• Brief: The records below must be retyped exactly.

• Recorded data:

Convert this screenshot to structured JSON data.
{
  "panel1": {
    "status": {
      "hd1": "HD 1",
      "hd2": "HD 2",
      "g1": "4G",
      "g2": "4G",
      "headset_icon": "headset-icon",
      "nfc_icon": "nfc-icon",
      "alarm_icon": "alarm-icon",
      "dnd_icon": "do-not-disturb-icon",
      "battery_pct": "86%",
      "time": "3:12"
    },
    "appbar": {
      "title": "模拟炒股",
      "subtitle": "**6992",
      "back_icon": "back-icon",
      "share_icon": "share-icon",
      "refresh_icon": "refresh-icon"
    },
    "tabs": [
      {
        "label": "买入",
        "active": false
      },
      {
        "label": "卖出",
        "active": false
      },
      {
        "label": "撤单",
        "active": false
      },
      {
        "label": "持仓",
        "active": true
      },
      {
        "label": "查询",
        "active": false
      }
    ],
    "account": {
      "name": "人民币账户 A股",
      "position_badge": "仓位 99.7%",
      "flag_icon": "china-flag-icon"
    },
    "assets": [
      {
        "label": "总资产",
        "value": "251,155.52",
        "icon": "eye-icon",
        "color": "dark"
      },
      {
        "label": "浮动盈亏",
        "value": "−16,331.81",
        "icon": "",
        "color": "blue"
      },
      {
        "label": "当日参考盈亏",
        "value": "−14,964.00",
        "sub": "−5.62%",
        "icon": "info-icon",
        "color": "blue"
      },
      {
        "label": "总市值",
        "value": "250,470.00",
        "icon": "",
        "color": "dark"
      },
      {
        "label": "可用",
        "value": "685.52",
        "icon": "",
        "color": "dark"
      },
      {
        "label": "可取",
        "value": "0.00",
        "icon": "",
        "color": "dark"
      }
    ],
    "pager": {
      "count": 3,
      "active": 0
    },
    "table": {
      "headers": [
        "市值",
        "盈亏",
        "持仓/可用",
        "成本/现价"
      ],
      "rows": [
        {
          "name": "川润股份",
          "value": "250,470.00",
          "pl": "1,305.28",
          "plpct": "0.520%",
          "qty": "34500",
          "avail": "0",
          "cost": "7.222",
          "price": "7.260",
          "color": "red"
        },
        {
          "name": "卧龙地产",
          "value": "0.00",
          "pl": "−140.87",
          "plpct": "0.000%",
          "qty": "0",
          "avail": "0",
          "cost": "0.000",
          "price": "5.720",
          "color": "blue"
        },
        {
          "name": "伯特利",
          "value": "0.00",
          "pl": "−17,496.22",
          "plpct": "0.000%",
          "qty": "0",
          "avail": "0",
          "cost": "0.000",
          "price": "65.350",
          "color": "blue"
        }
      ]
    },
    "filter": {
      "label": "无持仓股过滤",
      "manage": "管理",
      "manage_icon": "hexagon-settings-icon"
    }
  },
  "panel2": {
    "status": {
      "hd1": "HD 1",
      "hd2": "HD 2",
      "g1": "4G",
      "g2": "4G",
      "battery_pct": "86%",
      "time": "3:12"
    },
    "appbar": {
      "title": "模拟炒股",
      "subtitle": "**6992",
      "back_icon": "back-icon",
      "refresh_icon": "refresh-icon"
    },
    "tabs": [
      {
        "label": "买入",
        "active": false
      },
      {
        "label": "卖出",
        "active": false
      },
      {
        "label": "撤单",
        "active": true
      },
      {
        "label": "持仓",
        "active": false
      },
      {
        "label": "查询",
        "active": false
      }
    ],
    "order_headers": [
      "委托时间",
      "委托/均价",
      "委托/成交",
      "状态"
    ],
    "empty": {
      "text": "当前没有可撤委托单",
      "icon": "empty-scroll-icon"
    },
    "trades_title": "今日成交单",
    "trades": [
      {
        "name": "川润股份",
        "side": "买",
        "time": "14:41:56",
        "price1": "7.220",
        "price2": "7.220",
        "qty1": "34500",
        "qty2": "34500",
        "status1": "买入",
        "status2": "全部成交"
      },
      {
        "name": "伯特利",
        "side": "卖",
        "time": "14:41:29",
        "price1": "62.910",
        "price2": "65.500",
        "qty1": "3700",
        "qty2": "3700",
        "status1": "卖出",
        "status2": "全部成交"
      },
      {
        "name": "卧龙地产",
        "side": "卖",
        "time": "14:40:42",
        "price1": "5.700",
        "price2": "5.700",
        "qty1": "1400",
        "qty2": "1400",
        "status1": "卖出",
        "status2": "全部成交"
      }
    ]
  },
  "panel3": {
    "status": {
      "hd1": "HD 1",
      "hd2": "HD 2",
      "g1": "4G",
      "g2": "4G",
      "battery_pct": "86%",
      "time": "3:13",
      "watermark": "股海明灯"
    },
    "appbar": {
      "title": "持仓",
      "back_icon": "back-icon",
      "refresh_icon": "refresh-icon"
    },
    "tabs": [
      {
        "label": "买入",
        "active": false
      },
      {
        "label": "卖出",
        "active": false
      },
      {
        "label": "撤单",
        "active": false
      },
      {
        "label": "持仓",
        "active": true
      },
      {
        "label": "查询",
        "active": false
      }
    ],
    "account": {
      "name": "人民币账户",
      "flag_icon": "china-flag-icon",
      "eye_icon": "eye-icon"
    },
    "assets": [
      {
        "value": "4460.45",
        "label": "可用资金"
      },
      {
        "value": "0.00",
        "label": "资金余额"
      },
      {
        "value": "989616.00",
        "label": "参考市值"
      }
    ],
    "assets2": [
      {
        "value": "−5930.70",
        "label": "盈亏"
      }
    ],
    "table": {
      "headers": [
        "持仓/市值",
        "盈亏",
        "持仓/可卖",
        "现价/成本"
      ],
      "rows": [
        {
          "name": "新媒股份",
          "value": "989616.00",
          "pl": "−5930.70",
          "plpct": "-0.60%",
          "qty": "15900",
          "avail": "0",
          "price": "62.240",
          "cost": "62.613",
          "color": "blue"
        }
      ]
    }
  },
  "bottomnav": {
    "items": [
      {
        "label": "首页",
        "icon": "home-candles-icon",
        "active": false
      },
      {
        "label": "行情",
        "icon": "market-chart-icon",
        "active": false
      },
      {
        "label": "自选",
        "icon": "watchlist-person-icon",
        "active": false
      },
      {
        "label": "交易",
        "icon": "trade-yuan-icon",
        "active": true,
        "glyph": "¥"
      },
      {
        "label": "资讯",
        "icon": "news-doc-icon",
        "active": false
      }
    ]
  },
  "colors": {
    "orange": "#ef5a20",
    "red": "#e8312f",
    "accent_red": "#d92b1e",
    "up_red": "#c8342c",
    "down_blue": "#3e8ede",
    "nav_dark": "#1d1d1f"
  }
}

• Exercise output:
Convert this screenshot to structured JSON data.
{
  "panel1": {
    "status": {
      "hd1": "HD 1",
      "hd2": "HD 2",
      "g1": "4G",
      "g2": "4G",
      "headset_icon": "headset-icon",
      "nfc_icon": "nfc-icon",
      "alarm_icon": "alarm-icon",
      "dnd_icon": "do-not-disturb-icon",
      "battery_pct": "86%",
      "time": "3:12"
    },
    "appbar": {
      "title": "模拟炒股",
      "subtitle": "**6992",
      "back_icon": "back-icon",
      "share_icon": "share-icon",
      "refresh_icon": "refresh-icon"
    },
    "tabs": [
      {
        "label": "买入",
        "active": false
      },
      {
        "label": "卖出",
        "active": false
      },
      {
        "label": "撤单",
        "active": false
      },
      {
        "label": "持仓",
        "active": true
      },
      {
        "label": "查询",
        "active": false
      }
    ],
    "account": {
      "name": "人民币账户 A股",
      "position_badge": "仓位 99.7%",
      "flag_icon": "china-flag-icon"
    },
    "assets": [
      {
        "label": "总资产",
        "value": "251,155.52",
        "icon": "eye-icon",
        "color": "dark"
      },
      {
        "label": "浮动盈亏",
        "value": "−16,331.81",
        "icon": "",
        "color": "blue"
      },
      {
        "label": "当日参考盈亏",
        "value": "−14,964.00",
        "sub": "−5.62%",
        "icon": "info-icon",
        "color": "blue"
      },
      {
        "label": "总市值",
        "value": "250,470.00",
        "icon": "",
        "color": "dark"
      },
      {
        "label": "可用",
        "value": "685.52",
        "icon": "",
        "color": "dark"
      },
      {
        "label": "可取",
        "value": "0.00",
        "icon": "",
        "color": "dark"
      }
    ],
    "pager": {
      "count": 3,
      "active": 0
    },
    "table": {
      "headers": [
        "市值",
        "盈亏",
        "持仓/可用",
        "成本/现价"
      ],
      "rows": [
        {
          "name": "川润股份",
          "value": "250,470.00",
          "pl": "1,305.28",
          "plpct": "0.520%",
          "qty": "34500",
          "avail": "0",
          "cost": "7.222",
          "price": "7.260",
          "color": "red"
        },
        {
          "name": "卧龙地产",
          "value": "0.00",
          "pl": "−140.87",
          "plpct": "0.000%",
          "qty": "0",
          "avail": "0",
          "cost": "0.000",
          "price": "5.720",
          "color": "blue"
        },
        {
          "name": "伯特利",
          "value": "0.00",
          "pl": "−17,496.22",
          "plpct": "0.000%",
          "qty": "0",
          "avail": "0",
          "cost": "0.000",
          "price": "65.350",
          "color": "blue"
        }
      ]
    },
    "filter": {
      "label": "无持仓股过滤",
      "manage": "管理",
      "manage_icon": "hexagon-settings-icon"
    }
  },
  "panel2": {
    "status": {
      "hd1": "HD 1",
      "hd2": "HD 2",
      "g1": "4G",
      "g2": "4G",
      "battery_pct": "86%",
      "time": "3:12"
    },
    "appbar": {
      "title": "模拟炒股",
      "subtitle": "**6992",
      "back_icon": "back-icon",
      "refresh_icon": "refresh-icon"
    },
    "tabs": [
      {
        "label": "买入",
        "active": false
      },
      {
        "label": "卖出",
        "active": false
      },
      {
        "label": "撤单",
        "active": true
      },
      {
        "label": "持仓",
        "active": false
      },
      {
        "label": "查询",
        "active": false
      }
    ],
    "order_headers": [
      "委托时间",
      "委托/均价",
      "委托/成交",
      "状态"
    ],
    "empty": {
      "text": "当前没有可撤委托单",
      "icon": "empty-scroll-icon"
    },
    "trades_title": "今日成交单",
    "trades": [
      {
        "name": "川润股份",
        "side": "买",
        "time": "14:41:56",
        "price1": "7.220",
        "price2": "7.220",
        "qty1": "34500",
        "qty2": "34500",
        "status1": "买入",
        "status2": "全部成交"
      },
      {
        "name": "伯特利",
        "side": "卖",
        "time": "14:41:29",
        "price1": "62.910",
        "price2": "65.500",
        "qty1": "3700",
        "qty2": "3700",
        "status1": "卖出",
        "status2": "全部成交"
      },
      {
        "name": "卧龙地产",
        "side": "卖",
        "time": "14:40:42",
        "price1": "5.700",
        "price2": "5.700",
        "qty1": "1400",
        "qty2": "1400",
        "status1": "卖出",
        "status2": "全部成交"
      }
    ]
  },
  "panel3": {
    "status": {
      "hd1": "HD 1",
      "hd2": "HD 2",
      "g1": "4G",
      "g2": "4G",
      "battery_pct": "86%",
      "time": "3:13",
      "watermark": "股海明灯"
    },
    "appbar": {
      "title": "持仓",
      "back_icon": "back-icon",
      "refresh_icon": "refresh-icon"
    },
    "tabs": [
      {
        "label": "买入",
        "active": false
      },
      {
        "label": "卖出",
        "active": false
      },
      {
        "label": "撤单",
        "active": false
      },
      {
        "label": "持仓",
        "active": true
      },
      {
        "label": "查询",
        "active": false
      }
    ],
    "account": {
      "name": "人民币账户",
      "flag_icon": "china-flag-icon",
      "eye_icon": "eye-icon"
    },
    "assets": [
      {
        "value": "4460.45",
        "label": "可用资金"
      },
      {
        "value": "0.00",
        "label": "资金余额"
      },
      {
        "value": "989616.00",
        "label": "参考市值"
      }
    ],
    "assets2": [
      {
        "value": "−5930.70",
        "label": "盈亏"
      }
    ],
    "table": {
      "headers": [
        "持仓/市值",
        "盈亏",
        "持仓/可卖",
        "现价/成本"
      ],
      "rows": [
        {
          "name": "新媒股份",
          "value": "989616.00",
          "pl": "−5930.70",
          "plpct": "-0.60%",
          "qty": "15900",
          "avail": "0",
          "price": "62.240",
          "cost": "62.613",
          "color": "blue"
        }
      ]
    }
  },
  "bottomnav": {
    "items": [
      {
        "label": "首页",
        "icon": "home-candles-icon",
        "active": false
      },
      {
        "label": "行情",
        "icon": "market-chart-icon",
        "active": false
      },
      {
        "label": "自选",
        "icon": "watchlist-person-icon",
        "active": false
      },
      {
        "label": "交易",
        "icon": "trade-yuan-icon",
        "active": true,
        "glyph": "¥"
      },
      {
        "label": "资讯",
        "icon": "news-doc-icon",
        "active": false
      }
    ]
  },
  "colors": {
    "orange": "#ef5a20",
    "red": "#e8312f",
    "accent_red": "#d92b1e",
    "up_red": "#c8342c",
    "down_blue": "#3e8ede",
    "nav_dark": "#1d1d1f"
  }
}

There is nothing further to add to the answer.